:: DATA EXCERPTS ::
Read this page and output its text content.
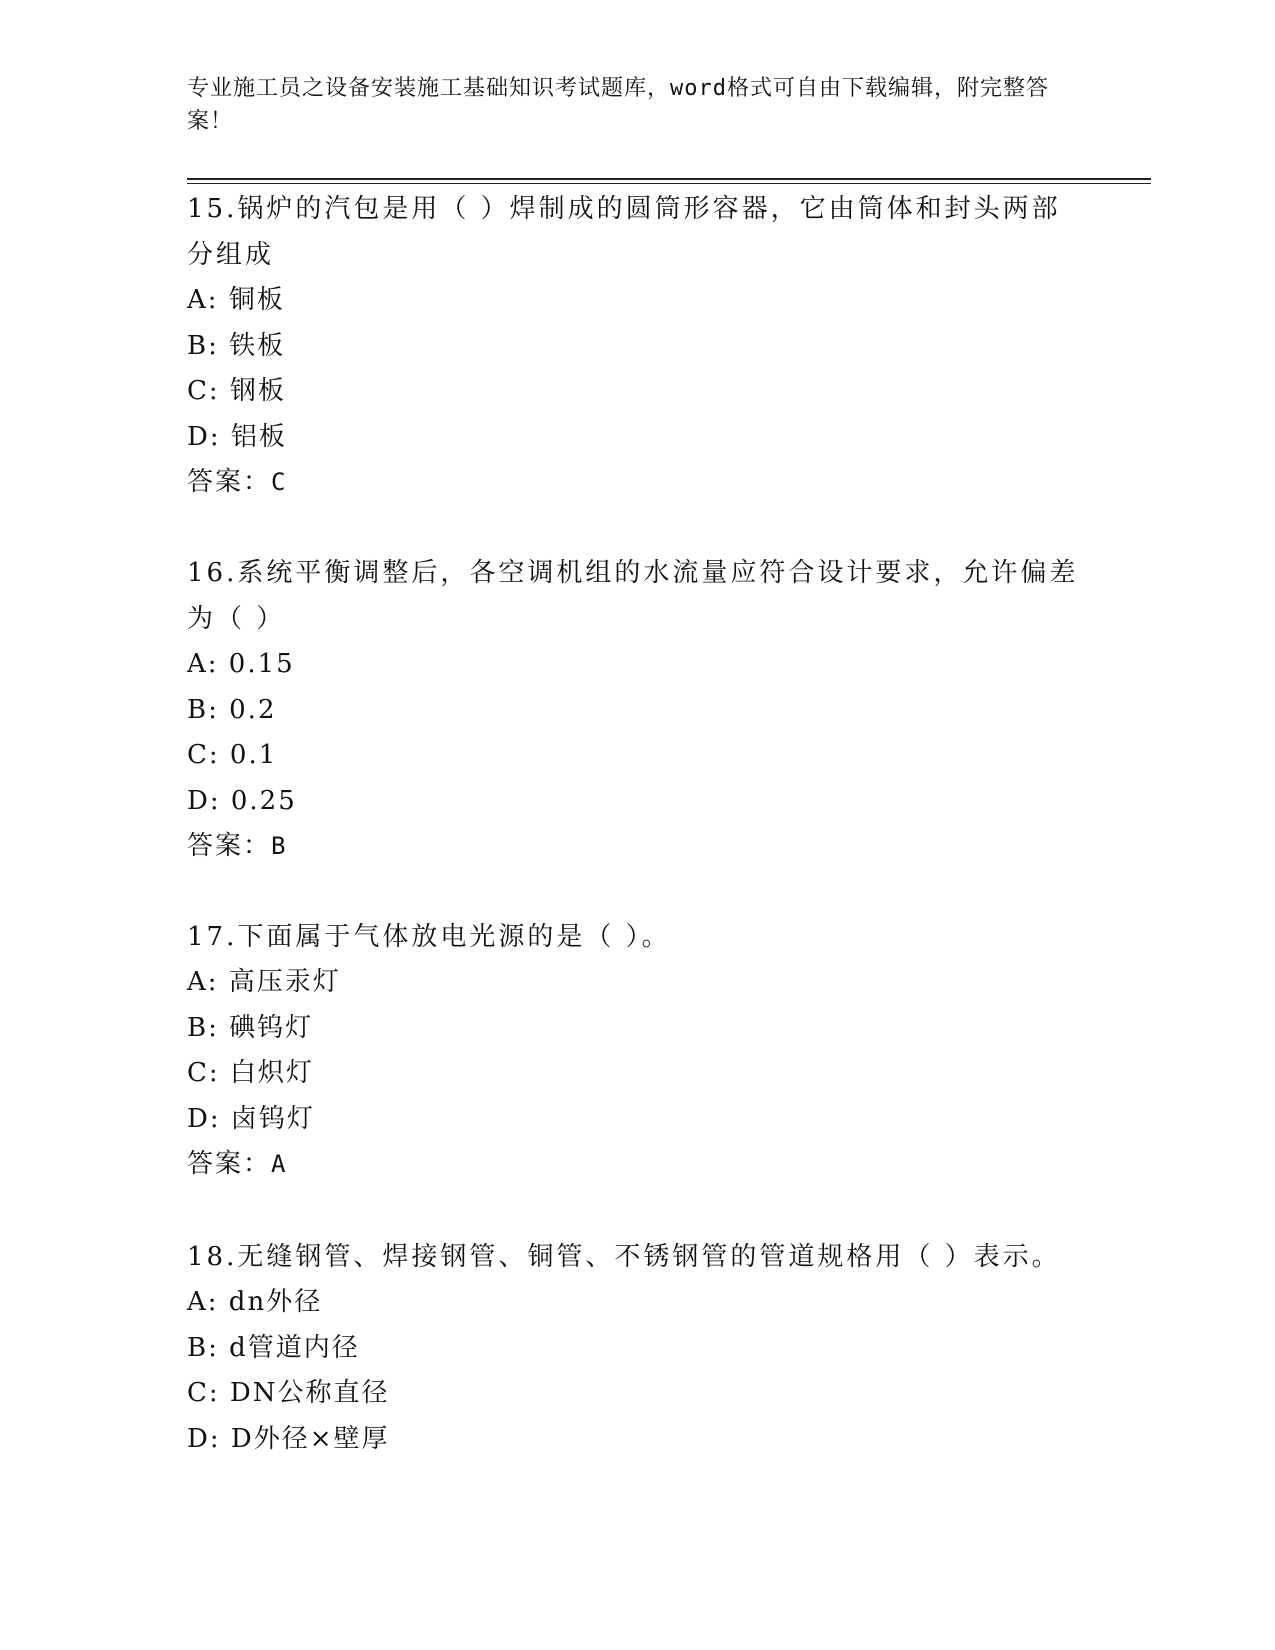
专业施工员之设备安装施工基础知识考试题库，word格式可自由下载编辑，附完整答案！
15.锅炉的汽包是用（ ）焊制成的圆筒形容器，它由筒体和封头两部分组成
A: 铜板
B: 铁板
C: 钢板
D: 铝板
答案：C
16.系统平衡调整后，各空调机组的水流量应符合设计要求，允许偏差为（ ）
A: 0.15
B: 0.2
C: 0.1
D: 0.25
答案：B
17.下面属于气体放电光源的是（ ）。
A: 高压汞灯
B: 碘钨灯
C: 白炽灯
D: 卤钨灯
答案：A
18.无缝钢管、焊接钢管、铜管、不锈钢管的管道规格用（ ）表示。
A: dn外径
B: d管道内径
C: DN公称直径
D: D外径×壁厚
:::
### REQUEST:
Write out the records above exactly as they appear, leaving out any pictures.

### RESULT OF THE TASK:
Read this page and output its text content.
专业施工员之设备安装施工基础知识考试题库，word格式可自由下载编辑，附完整答案！
15.锅炉的汽包是用（ ）焊制成的圆筒形容器，它由筒体和封头两部分组成
A: 铜板
B: 铁板
C: 钢板
D: 铝板
答案：C
16.系统平衡调整后，各空调机组的水流量应符合设计要求，允许偏差为（ ）
A: 0.15
B: 0.2
C: 0.1
D: 0.25
答案：B
17.下面属于气体放电光源的是（ ）。
A: 高压汞灯
B: 碘钨灯
C: 白炽灯
D: 卤钨灯
答案：A
18.无缝钢管、焊接钢管、铜管、不锈钢管的管道规格用（ ）表示。
A: dn外径
B: d管道内径
C: DN公称直径
D: D外径×壁厚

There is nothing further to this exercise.